## Start
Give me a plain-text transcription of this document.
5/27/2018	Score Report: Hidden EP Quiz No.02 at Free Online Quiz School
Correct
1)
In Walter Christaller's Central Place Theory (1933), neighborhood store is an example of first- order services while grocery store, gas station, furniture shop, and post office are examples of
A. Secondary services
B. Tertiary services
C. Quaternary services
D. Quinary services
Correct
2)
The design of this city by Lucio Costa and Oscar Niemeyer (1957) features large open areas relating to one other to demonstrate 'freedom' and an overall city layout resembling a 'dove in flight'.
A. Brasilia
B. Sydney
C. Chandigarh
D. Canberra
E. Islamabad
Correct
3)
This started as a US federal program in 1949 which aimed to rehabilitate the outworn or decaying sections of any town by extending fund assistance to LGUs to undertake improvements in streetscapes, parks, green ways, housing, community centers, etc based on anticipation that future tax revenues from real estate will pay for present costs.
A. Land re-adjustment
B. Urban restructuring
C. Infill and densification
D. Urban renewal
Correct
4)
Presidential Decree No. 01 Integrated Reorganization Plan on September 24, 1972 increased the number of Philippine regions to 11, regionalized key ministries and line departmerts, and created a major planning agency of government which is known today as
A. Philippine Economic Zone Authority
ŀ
## End
SHORT EXERCISE
Report the number of lines in the entries above that include the word "which" and add nothing to it.

ANSWER TO THE EXERCISE
2